Exercise task: Using the listing below, copy every line that mentions "ADRESSE".

────────────────────

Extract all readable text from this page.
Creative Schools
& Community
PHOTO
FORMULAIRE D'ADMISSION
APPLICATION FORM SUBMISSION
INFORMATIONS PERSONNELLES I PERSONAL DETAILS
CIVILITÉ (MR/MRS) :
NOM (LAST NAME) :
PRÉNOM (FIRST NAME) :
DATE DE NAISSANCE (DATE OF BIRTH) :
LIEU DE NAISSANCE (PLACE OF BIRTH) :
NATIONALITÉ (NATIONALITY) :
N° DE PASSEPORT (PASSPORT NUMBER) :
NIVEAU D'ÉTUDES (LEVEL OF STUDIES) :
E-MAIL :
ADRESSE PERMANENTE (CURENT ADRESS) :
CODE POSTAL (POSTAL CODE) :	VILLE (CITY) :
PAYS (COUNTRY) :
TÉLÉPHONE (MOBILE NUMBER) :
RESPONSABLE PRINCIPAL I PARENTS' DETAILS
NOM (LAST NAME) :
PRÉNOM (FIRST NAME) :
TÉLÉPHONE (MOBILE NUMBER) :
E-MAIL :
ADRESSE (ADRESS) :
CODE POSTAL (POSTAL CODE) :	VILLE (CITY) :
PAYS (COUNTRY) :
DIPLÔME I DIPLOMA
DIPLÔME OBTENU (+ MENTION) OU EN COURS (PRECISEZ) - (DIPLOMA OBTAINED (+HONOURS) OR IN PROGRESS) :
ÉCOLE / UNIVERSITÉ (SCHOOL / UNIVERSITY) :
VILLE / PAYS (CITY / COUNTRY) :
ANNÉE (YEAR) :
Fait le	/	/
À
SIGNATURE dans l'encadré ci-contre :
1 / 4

────────────────────

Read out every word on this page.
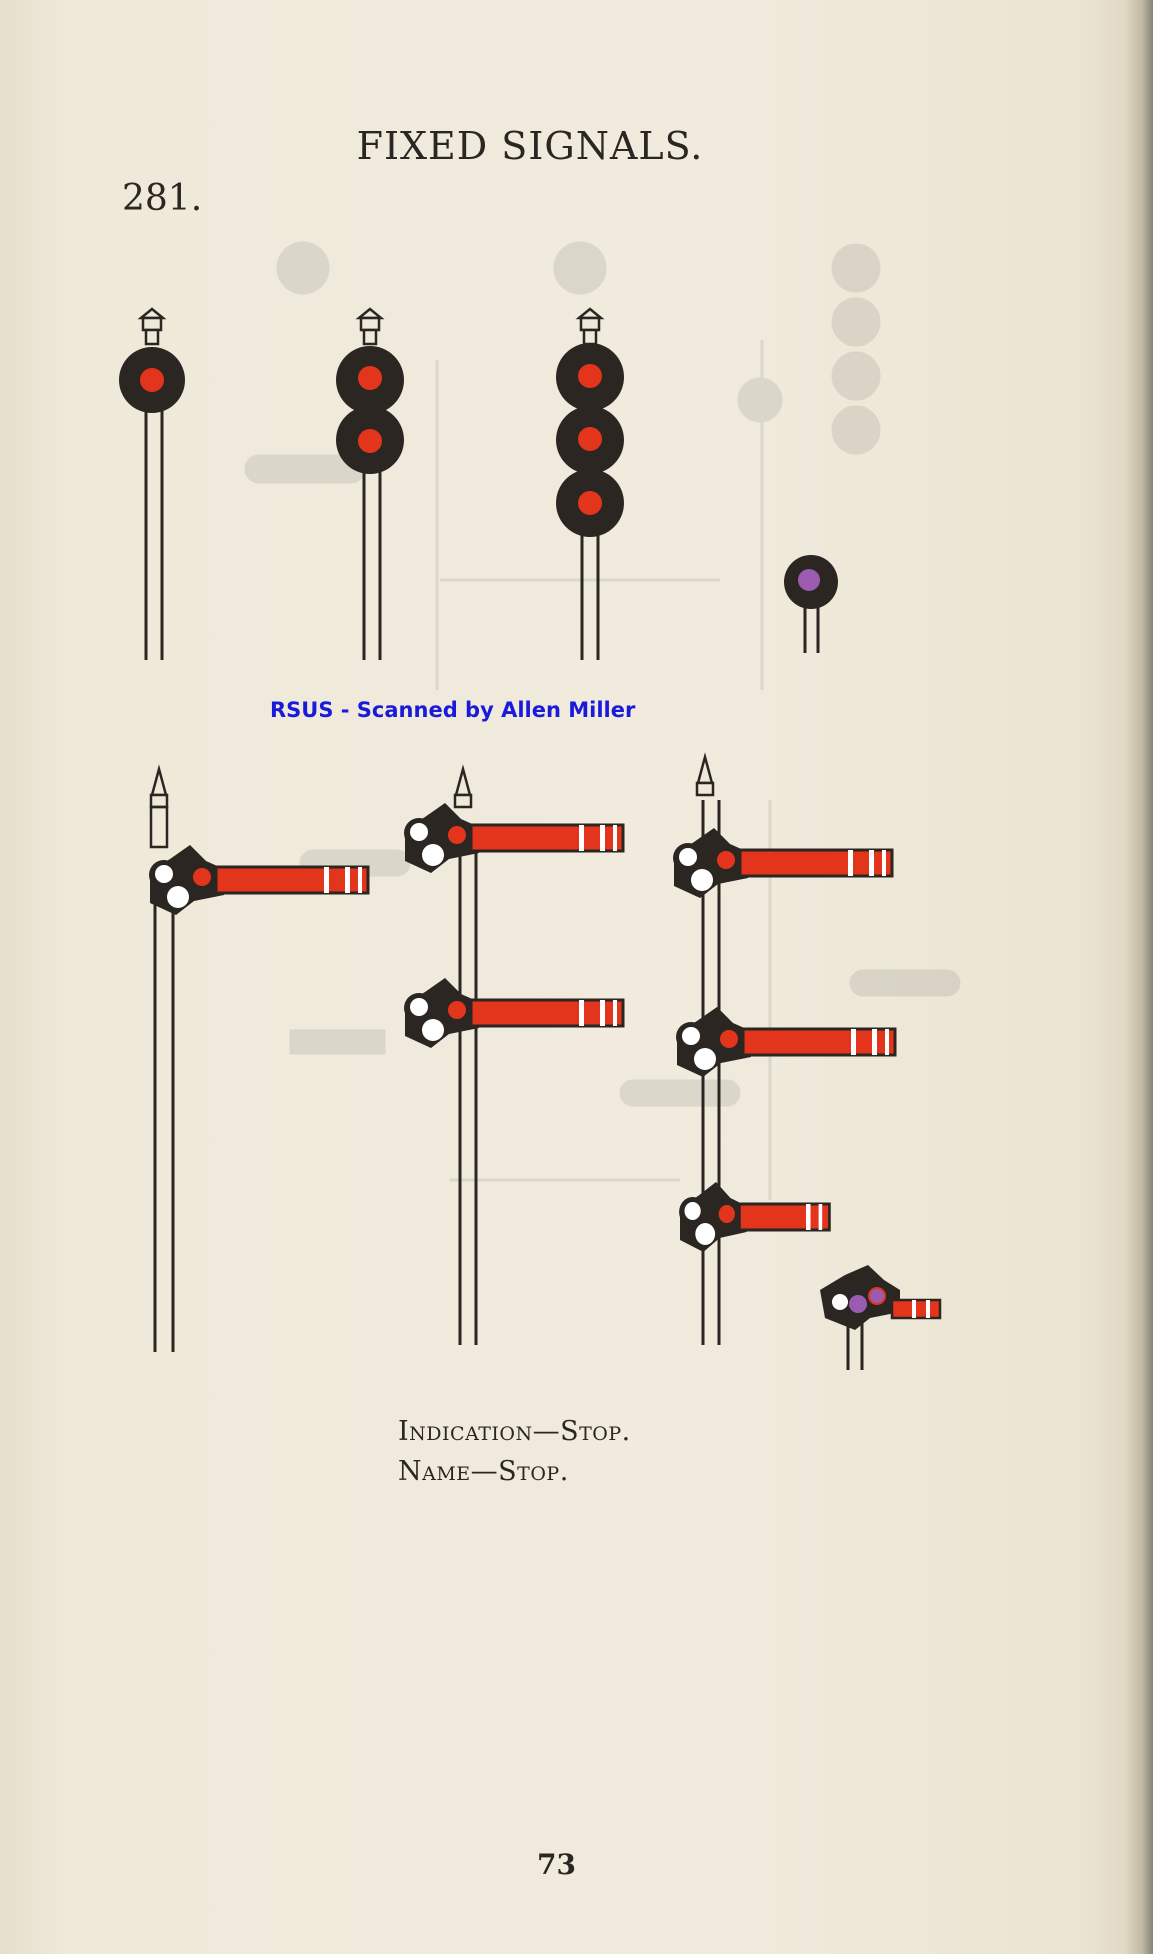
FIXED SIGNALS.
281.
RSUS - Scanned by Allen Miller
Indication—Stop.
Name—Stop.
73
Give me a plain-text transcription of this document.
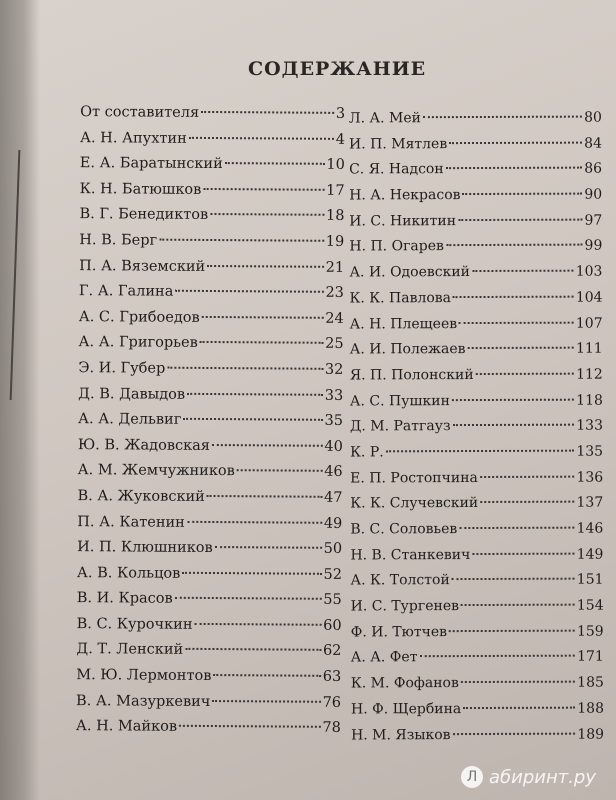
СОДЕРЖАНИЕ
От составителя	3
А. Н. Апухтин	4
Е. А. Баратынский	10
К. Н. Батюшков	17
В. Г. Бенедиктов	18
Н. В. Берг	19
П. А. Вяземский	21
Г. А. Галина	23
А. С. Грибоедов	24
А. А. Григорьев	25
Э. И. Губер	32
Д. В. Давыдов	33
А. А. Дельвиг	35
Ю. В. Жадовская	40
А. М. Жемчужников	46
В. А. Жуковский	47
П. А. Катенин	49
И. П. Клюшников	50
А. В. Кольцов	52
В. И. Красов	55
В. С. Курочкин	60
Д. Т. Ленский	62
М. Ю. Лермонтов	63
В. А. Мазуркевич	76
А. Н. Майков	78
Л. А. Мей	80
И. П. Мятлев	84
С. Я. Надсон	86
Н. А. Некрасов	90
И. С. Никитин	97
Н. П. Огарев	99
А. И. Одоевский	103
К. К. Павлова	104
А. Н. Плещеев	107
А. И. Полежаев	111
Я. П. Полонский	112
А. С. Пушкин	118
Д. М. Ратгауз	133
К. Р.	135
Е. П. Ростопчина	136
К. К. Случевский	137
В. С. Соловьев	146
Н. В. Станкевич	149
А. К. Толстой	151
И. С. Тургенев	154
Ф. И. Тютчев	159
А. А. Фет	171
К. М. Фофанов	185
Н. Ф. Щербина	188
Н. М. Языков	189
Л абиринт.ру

────────────────────

Solution for this task:
ADRESSE PERMANENTE (CURENT ADRESS) :
ADRESSE (ADRESS) :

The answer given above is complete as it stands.